#### [Instructions to follow]
In the records, from the line with "data-cell [686,270,689,275]" up to and including the line with "data-cell [476,263,479,268]", swap "data-cell" for "range-cell" and reproduce those lines with nothing else altered.

#### [Data for processing]
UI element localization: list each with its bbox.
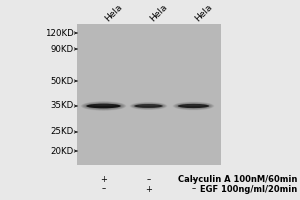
Ellipse shape — [83, 102, 124, 110]
Ellipse shape — [139, 105, 158, 106]
Bar — [76, 24, 220, 165]
Text: 90KD: 90KD — [50, 45, 74, 53]
Ellipse shape — [81, 101, 126, 111]
Ellipse shape — [182, 105, 205, 106]
Ellipse shape — [92, 104, 116, 105]
Ellipse shape — [82, 102, 125, 110]
Ellipse shape — [174, 102, 213, 110]
Text: Calyculin A 100nM/60min: Calyculin A 100nM/60min — [178, 176, 297, 184]
Ellipse shape — [85, 104, 122, 108]
Text: +: + — [145, 184, 152, 194]
Text: EGF 100ng/ml/20min: EGF 100ng/ml/20min — [200, 184, 297, 194]
Text: 25KD: 25KD — [50, 128, 74, 136]
Ellipse shape — [173, 102, 214, 110]
Text: Hela: Hela — [103, 2, 124, 23]
Text: +: + — [100, 176, 107, 184]
Ellipse shape — [175, 103, 212, 109]
Text: 35KD: 35KD — [50, 102, 74, 110]
Ellipse shape — [131, 103, 166, 109]
Text: Hela: Hela — [194, 2, 214, 23]
Ellipse shape — [133, 104, 164, 108]
Ellipse shape — [81, 102, 126, 110]
Ellipse shape — [86, 104, 121, 108]
Text: Hela: Hela — [148, 2, 170, 23]
Ellipse shape — [173, 102, 214, 110]
Ellipse shape — [130, 102, 167, 110]
Text: –: – — [101, 184, 106, 194]
Ellipse shape — [85, 103, 122, 109]
Text: –: – — [191, 184, 196, 194]
Ellipse shape — [133, 103, 164, 109]
Ellipse shape — [134, 104, 163, 108]
Text: 120KD: 120KD — [45, 28, 74, 38]
Ellipse shape — [131, 103, 166, 109]
Ellipse shape — [177, 104, 210, 108]
Ellipse shape — [176, 103, 211, 109]
Ellipse shape — [134, 104, 163, 108]
Ellipse shape — [178, 104, 209, 108]
Ellipse shape — [130, 102, 167, 110]
Ellipse shape — [175, 103, 212, 109]
Ellipse shape — [132, 103, 165, 109]
Text: –: – — [191, 176, 196, 184]
Ellipse shape — [176, 103, 211, 109]
Ellipse shape — [84, 103, 123, 109]
Ellipse shape — [83, 103, 124, 109]
Text: 20KD: 20KD — [50, 146, 74, 156]
Text: 50KD: 50KD — [50, 76, 74, 86]
Text: –: – — [146, 176, 151, 184]
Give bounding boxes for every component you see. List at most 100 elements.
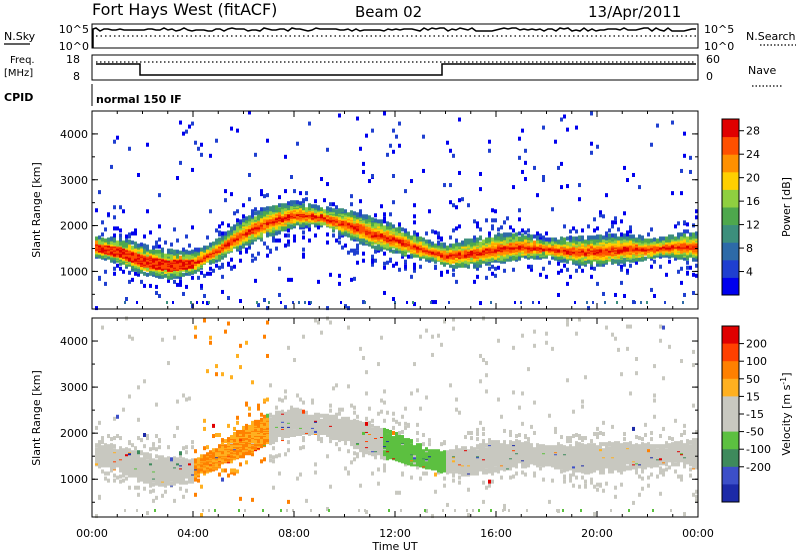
data-cell [686,270,689,275]
data-cell [308,217,311,222]
data-cell [500,235,503,240]
data-cell [116,258,119,263]
data-cell [155,459,158,464]
data-cell [587,306,590,311]
data-cell [560,236,563,241]
data-cell [176,253,179,258]
data-cell [401,241,404,246]
data-cell [563,263,566,268]
data-cell [236,244,239,249]
data-cell [395,134,398,139]
data-cell [524,237,527,242]
data-cell [518,155,521,160]
data-cell [359,222,362,227]
data-cell [146,479,149,484]
data-cell [149,483,152,488]
data-cell [239,258,242,263]
data-cell [128,471,131,476]
data-cell [248,245,251,250]
data-cell [152,270,155,275]
data-cell [125,262,128,267]
data-cell [569,274,572,279]
data-cell [560,240,563,245]
data-cell [137,247,140,252]
data-cell [650,249,653,254]
data-cell [128,451,131,456]
data-cell [104,471,107,476]
data-cell [542,235,545,240]
data-cell [497,227,500,232]
data-cell [128,232,131,237]
data-cell [590,235,593,240]
data-cell [347,232,350,237]
data-cell [257,303,260,308]
data-cell [682,301,684,304]
data-cell [419,248,422,253]
data-cell [689,169,692,174]
data-cell [215,138,218,143]
cpid-label: CPID [4,91,33,104]
data-cell [284,243,287,248]
data-cell [692,238,695,243]
beam-label: Beam 02 [355,3,422,21]
data-cell [230,265,233,270]
data-cell [128,485,131,490]
data-cell [644,256,647,261]
data-cell [152,498,155,503]
data-cell [353,248,356,253]
data-cell [479,250,482,255]
data-cell [341,226,344,231]
data-cell [452,153,455,158]
data-cell [113,416,116,421]
data-cell [677,221,680,226]
data-cell [185,249,188,254]
data-cell [323,209,326,214]
data-cell [110,443,113,448]
data-cell [227,234,230,239]
data-cell [113,266,116,271]
data-cell [683,233,686,238]
data-cell [107,212,110,217]
data-cell [137,243,140,248]
data-cell [617,247,620,252]
data-cell [218,255,221,260]
data-cell [394,301,396,304]
data-cell [440,272,443,277]
data-cell [161,247,164,252]
data-cell [635,260,638,265]
data-cell [599,259,602,264]
power-ylabel: Slant Range [km] [30,162,43,258]
data-cell [641,257,644,262]
data-cell [338,231,341,236]
data-cell [623,211,626,216]
data-cell [410,235,413,240]
data-cell [425,231,428,236]
data-cell [310,301,312,304]
data-cell [194,249,197,254]
data-cell [569,246,572,251]
data-cell [116,414,119,419]
data-cell [575,249,578,254]
data-cell [158,478,161,483]
data-cell [476,263,479,268]
data-cell [434,230,437,235]
data-cell [443,183,446,188]
data-cell [260,236,263,241]
data-cell [581,259,584,264]
data-cell [155,290,158,295]
data-cell [602,237,605,242]
data-cell [158,193,161,198]
data-cell [158,251,161,256]
data-cell [611,224,614,229]
data-cell [107,254,110,259]
data-cell [458,170,461,175]
data-cell [95,443,98,448]
data-cell [569,235,572,240]
data-cell [152,250,155,255]
data-cell [689,232,692,237]
data-cell [131,443,134,448]
data-cell [377,248,380,253]
data-cell [134,248,137,253]
data-cell [617,236,620,241]
data-cell [536,231,539,236]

#### [The solution]
range-cell [686,270,689,275]
range-cell [308,217,311,222]
range-cell [500,235,503,240]
range-cell [116,258,119,263]
range-cell [155,459,158,464]
range-cell [587,306,590,311]
range-cell [560,236,563,241]
range-cell [176,253,179,258]
range-cell [401,241,404,246]
range-cell [563,263,566,268]
range-cell [236,244,239,249]
range-cell [395,134,398,139]
range-cell [524,237,527,242]
range-cell [518,155,521,160]
range-cell [359,222,362,227]
range-cell [146,479,149,484]
range-cell [149,483,152,488]
range-cell [239,258,242,263]
range-cell [128,471,131,476]
range-cell [248,245,251,250]
range-cell [152,270,155,275]
range-cell [125,262,128,267]
range-cell [569,274,572,279]
range-cell [560,240,563,245]
range-cell [137,247,140,252]
range-cell [650,249,653,254]
range-cell [128,451,131,456]
range-cell [104,471,107,476]
range-cell [542,235,545,240]
range-cell [497,227,500,232]
range-cell [128,232,131,237]
range-cell [590,235,593,240]
range-cell [347,232,350,237]
range-cell [257,303,260,308]
range-cell [682,301,684,304]
range-cell [419,248,422,253]
range-cell [689,169,692,174]
range-cell [215,138,218,143]
cpid-label: CPID [4,91,33,104]
range-cell [284,243,287,248]
range-cell [692,238,695,243]
beam-label: Beam 02 [355,3,422,21]
range-cell [230,265,233,270]
range-cell [128,485,131,490]
range-cell [644,256,647,261]
range-cell [152,498,155,503]
range-cell [353,248,356,253]
range-cell [479,250,482,255]
range-cell [341,226,344,231]
range-cell [452,153,455,158]
range-cell [113,416,116,421]
range-cell [677,221,680,226]
range-cell [185,249,188,254]
range-cell [323,209,326,214]
range-cell [110,443,113,448]
range-cell [227,234,230,239]
range-cell [113,266,116,271]
range-cell [683,233,686,238]
range-cell [107,212,110,217]
range-cell [137,243,140,248]
range-cell [617,247,620,252]
range-cell [218,255,221,260]
range-cell [394,301,396,304]
range-cell [440,272,443,277]
range-cell [161,247,164,252]
range-cell [635,260,638,265]
range-cell [599,259,602,264]
power-ylabel: Slant Range [km] [30,162,43,258]
range-cell [641,257,644,262]
range-cell [338,231,341,236]
range-cell [623,211,626,216]
range-cell [410,235,413,240]
range-cell [425,231,428,236]
range-cell [310,301,312,304]
range-cell [194,249,197,254]
range-cell [569,246,572,251]
range-cell [116,414,119,419]
range-cell [575,249,578,254]
range-cell [158,478,161,483]
range-cell [476,263,479,268]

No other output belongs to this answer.